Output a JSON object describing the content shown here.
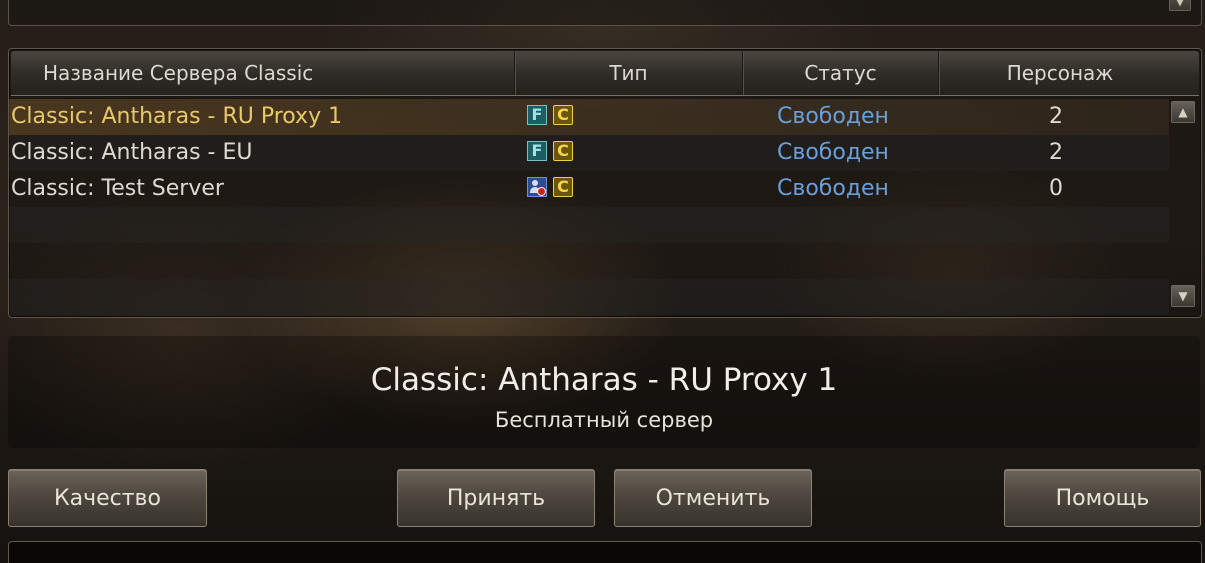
{
  "server_list": {
    "columns": {
      "name": "Название Сервера Classic",
      "type": "Тип",
      "status": "Статус",
      "characters": "Персонаж"
    },
    "rows": [
      {
        "name": "Classic: Antharas - RU Proxy 1",
        "types": [
          "F",
          "C"
        ],
        "status": "Свободен",
        "characters": "2",
        "selected": true
      },
      {
        "name": "Classic: Antharas - EU",
        "types": [
          "F",
          "C"
        ],
        "status": "Свободен",
        "characters": "2",
        "selected": false
      },
      {
        "name": "Classic: Test Server",
        "types": [
          "person-blocked-icon",
          "C"
        ],
        "status": "Свободен",
        "characters": "0",
        "selected": false
      }
    ]
  },
  "selected_info": {
    "title": "Classic: Antharas - RU Proxy 1",
    "subtitle": "Бесплатный сервер"
  },
  "buttons": {
    "quality": "Качество",
    "accept": "Принять",
    "cancel": "Отменить",
    "help": "Помощь"
  },
  "colors": {
    "selected_text": "#e8c96a",
    "status_text": "#6a9fd9",
    "badge_f": "#1d5e63",
    "badge_c": "#6b5610"
  }
}
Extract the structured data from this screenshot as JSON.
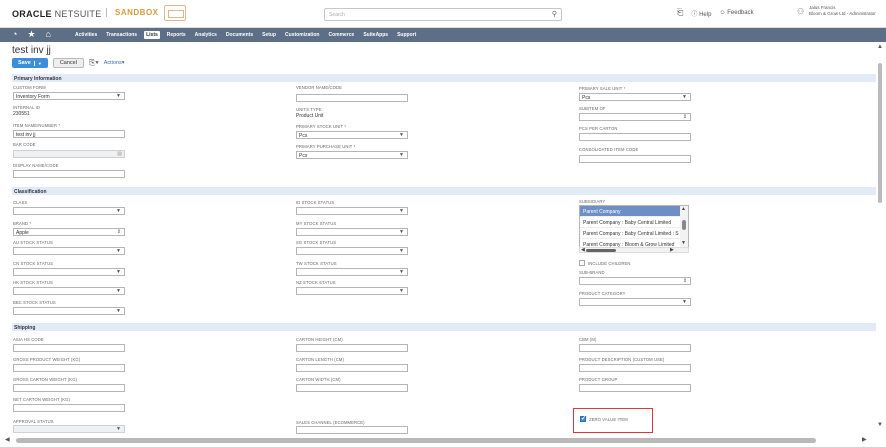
{
  "header": {
    "logo_main": "ORACLE",
    "logo_sub": "NETSUITE",
    "environment": "SANDBOX",
    "search_placeholder": "Search",
    "help": "Help",
    "feedback": "Feedback",
    "user_name": "Jalus Francis",
    "user_role": "Bloom & Grow Ltd - Administrator"
  },
  "nav": {
    "items": [
      "Activities",
      "Transactions",
      "Lists",
      "Reports",
      "Analytics",
      "Documents",
      "Setup",
      "Customization",
      "Commerce",
      "SuiteApps",
      "Support"
    ],
    "active": "Lists"
  },
  "page": {
    "title": "test inv jj",
    "save": "Save",
    "cancel": "Cancel",
    "actions": "Actions"
  },
  "sections": {
    "primary": "Primary Information",
    "classification": "Classification",
    "shipping": "Shipping"
  },
  "primary": {
    "custom_form_label": "CUSTOM FORM",
    "custom_form_value": "Inventory Form",
    "internal_id_label": "INTERNAL ID",
    "internal_id_value": "230551",
    "item_name_label": "ITEM NAME/NUMBER",
    "item_name_value": "test inv jj",
    "bar_code_label": "BAR CODE",
    "display_name_label": "DISPLAY NAME/CODE",
    "vendor_name_label": "VENDOR NAME/CODE",
    "units_type_label": "UNITS TYPE",
    "units_type_value": "Product Unit",
    "primary_stock_unit_label": "PRIMARY STOCK UNIT",
    "primary_stock_unit_value": "Pcs",
    "primary_purchase_unit_label": "PRIMARY PURCHASE UNIT",
    "primary_purchase_unit_value": "Pcs",
    "primary_sale_unit_label": "PRIMARY SALE UNIT",
    "primary_sale_unit_value": "Pcs",
    "subitem_of_label": "SUBITEM OF",
    "pcs_per_carton_label": "PCS PER CARTON",
    "consolidated_code_label": "CONSOLIDATED ITEM CODE"
  },
  "classification": {
    "class_label": "CLASS",
    "brand_label": "BRAND",
    "brand_value": "Apple",
    "au_stock_label": "AU STOCK STATUS",
    "cn_stock_label": "CN STOCK STATUS",
    "hk_stock_label": "HK STOCK STATUS",
    "bbc_stock_label": "BBC STOCK STATUS",
    "id_stock_label": "ID STOCK STATUS",
    "my_stock_label": "MY STOCK STATUS",
    "sg_stock_label": "SG STOCK STATUS",
    "tw_stock_label": "TW STOCK STATUS",
    "nz_stock_label": "NZ STOCK STATUS",
    "subsidiary_label": "SUBSIDIARY",
    "subsidiary_options": [
      "Parent Company",
      "Parent Company : Baby Central Limited",
      "Parent Company : Baby Central Limited : S",
      "Parent Company : Bloom & Grow Limited"
    ],
    "include_children_label": "INCLUDE CHILDREN",
    "sub_brand_label": "SUB-BRAND",
    "product_category_label": "PRODUCT CATEGORY"
  },
  "shipping": {
    "asia_hs_label": "ASIA HS CODE",
    "gross_product_weight_label": "GROSS PRODUCT WEIGHT (KG)",
    "gross_carton_weight_label": "GROSS CARTON WEIGHT (KG)",
    "net_carton_weight_label": "NET CARTON WEIGHT (KG)",
    "approval_status_label": "APPROVAL STATUS",
    "carton_height_label": "CARTON HEIGHT (CM)",
    "carton_length_label": "CARTON LENGTH (CM)",
    "carton_width_label": "CARTON WIDTH (CM)",
    "sales_channel_label": "SALES CHANNEL (ECOMMERCE)",
    "cbm_label": "CBM (M)",
    "product_desc_label": "PRODUCT DESCRIPTION (CUSTOM USE)",
    "product_group_label": "PRODUCT GROUP",
    "zero_value_label": "ZERO VALUE ITEM",
    "zero_value_checked": true
  },
  "colors": {
    "nav_bg": "#5d6e87",
    "accent": "#3d8ed9",
    "section_bg": "#e2ebf5",
    "highlight": "#d9393b"
  }
}
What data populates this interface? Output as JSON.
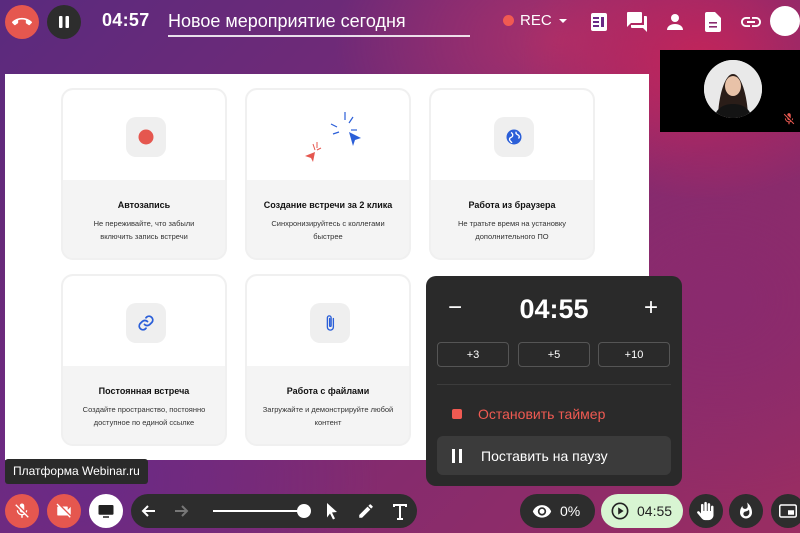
{
  "topbar": {
    "timer": "04:57",
    "title": "Новое мероприятие сегодня",
    "rec_label": "REC"
  },
  "cards": [
    {
      "title": "Автозапись",
      "desc": "Не переживайте, что забыли включить запись встречи",
      "icon": "record-icon"
    },
    {
      "title": "Создание встречи за 2 клика",
      "desc": "Синхронизируйтесь с коллегами быстрее",
      "icon": "cursor-click-icon"
    },
    {
      "title": "Работа из браузера",
      "desc": "Не тратьте время на установку дополнительного ПО",
      "icon": "globe-icon"
    },
    {
      "title": "Постоянная встреча",
      "desc": "Создайте пространство, постоянно доступное по единой ссылке",
      "icon": "link-icon"
    },
    {
      "title": "Работа с файлами",
      "desc": "Загружайте и демонстрируйте любой контент",
      "icon": "paperclip-icon"
    }
  ],
  "timer_popup": {
    "minus": "−",
    "plus": "+",
    "time": "04:55",
    "add_buttons": [
      "+3",
      "+5",
      "+10"
    ],
    "stop_label": "Остановить таймер",
    "pause_label": "Поставить на паузу"
  },
  "platform_label": "Платформа Webinar.ru",
  "bottombar": {
    "viewers_percent": "0%",
    "timer": "04:55"
  },
  "colors": {
    "accent_red": "#e5574f",
    "timer_green": "#d8f5d2",
    "card_bg": "#f4f4f4"
  }
}
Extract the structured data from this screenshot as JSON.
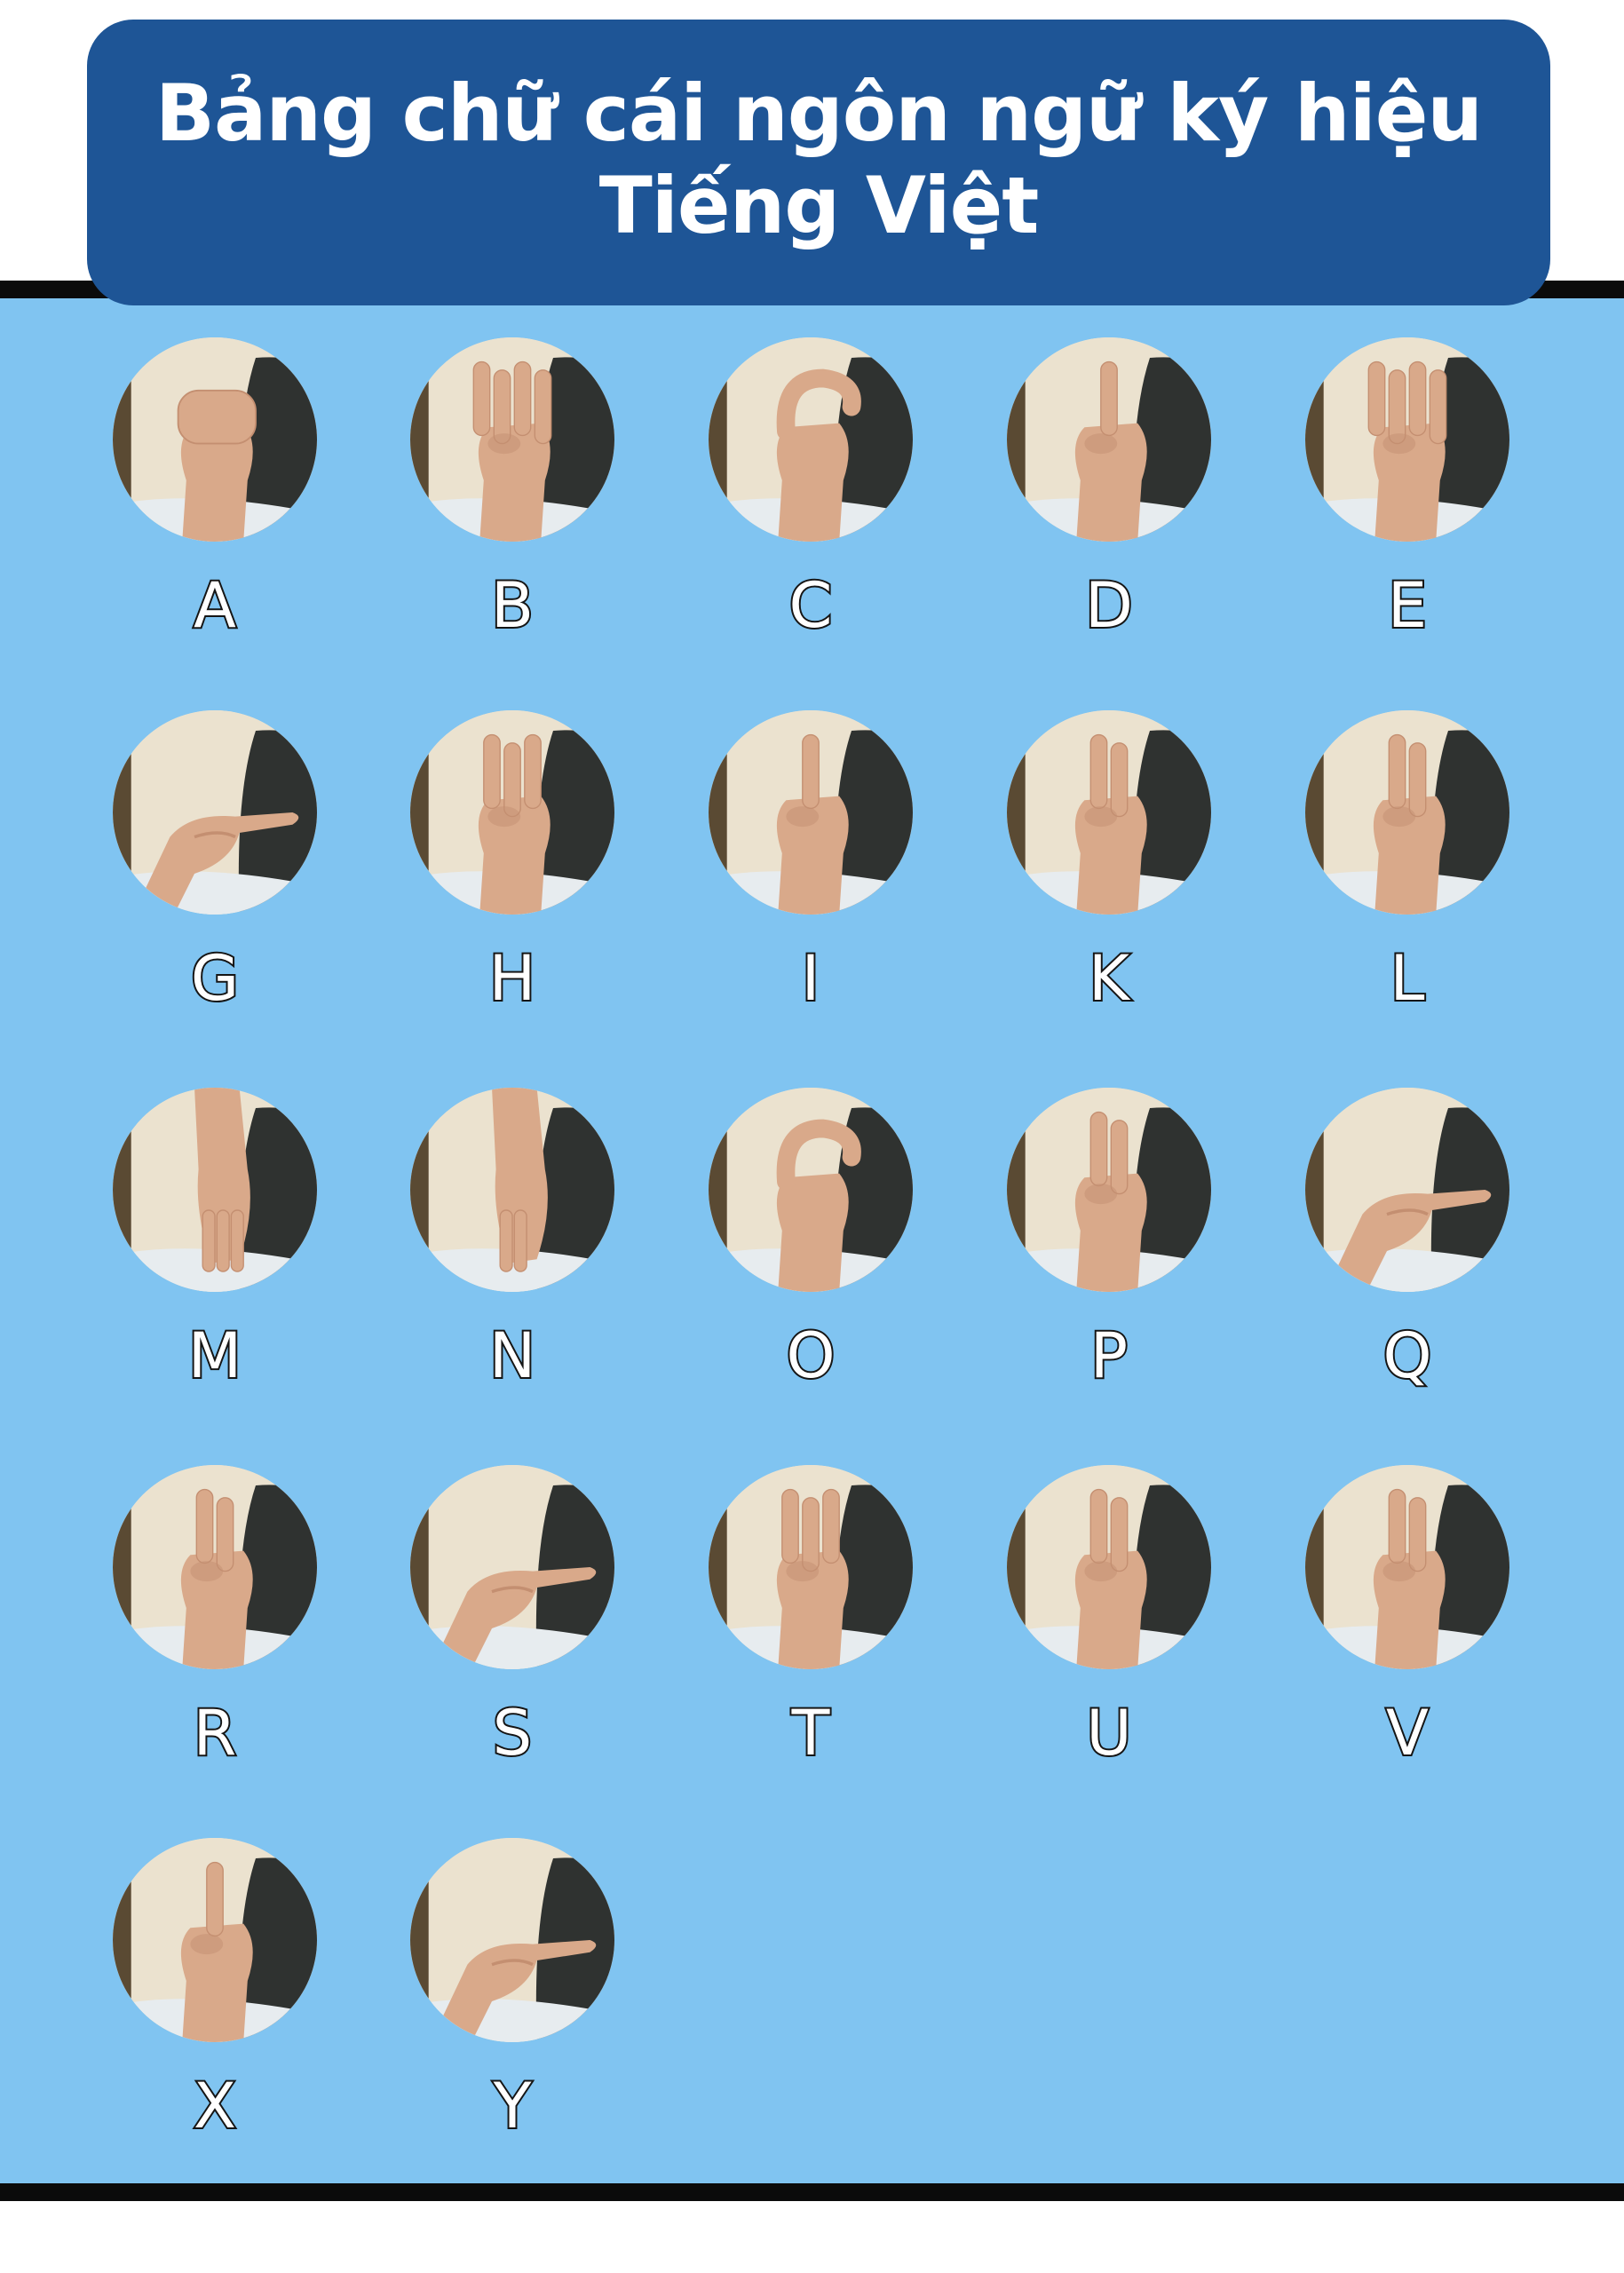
{
  "title": {
    "line1": "Bảng chữ cái ngôn ngữ ký hiệu",
    "line2": "Tiếng Việt"
  },
  "colors": {
    "title_bg": "#1e5596",
    "panel_bg": "#80c4f1",
    "rule": "#0b0b0b",
    "letter_fill": "#ffffff",
    "letter_outline": "#151515"
  },
  "signs": [
    {
      "letter": "A"
    },
    {
      "letter": "B"
    },
    {
      "letter": "C"
    },
    {
      "letter": "D"
    },
    {
      "letter": "E"
    },
    {
      "letter": "G"
    },
    {
      "letter": "H"
    },
    {
      "letter": "I"
    },
    {
      "letter": "K"
    },
    {
      "letter": "L"
    },
    {
      "letter": "M"
    },
    {
      "letter": "N"
    },
    {
      "letter": "O"
    },
    {
      "letter": "P"
    },
    {
      "letter": "Q"
    },
    {
      "letter": "R"
    },
    {
      "letter": "S"
    },
    {
      "letter": "T"
    },
    {
      "letter": "U"
    },
    {
      "letter": "V"
    },
    {
      "letter": "X"
    },
    {
      "letter": "Y"
    }
  ]
}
========================
- Request: Look through the data above. Each line containing the word "Parent" needs to be copied.

- Solution for this task:
      "Parent Company",
      "Parent Company : Baby Central Limited",
      "Parent Company : Baby Central Limited : S",
      "Parent Company : Bloom & Grow Limited"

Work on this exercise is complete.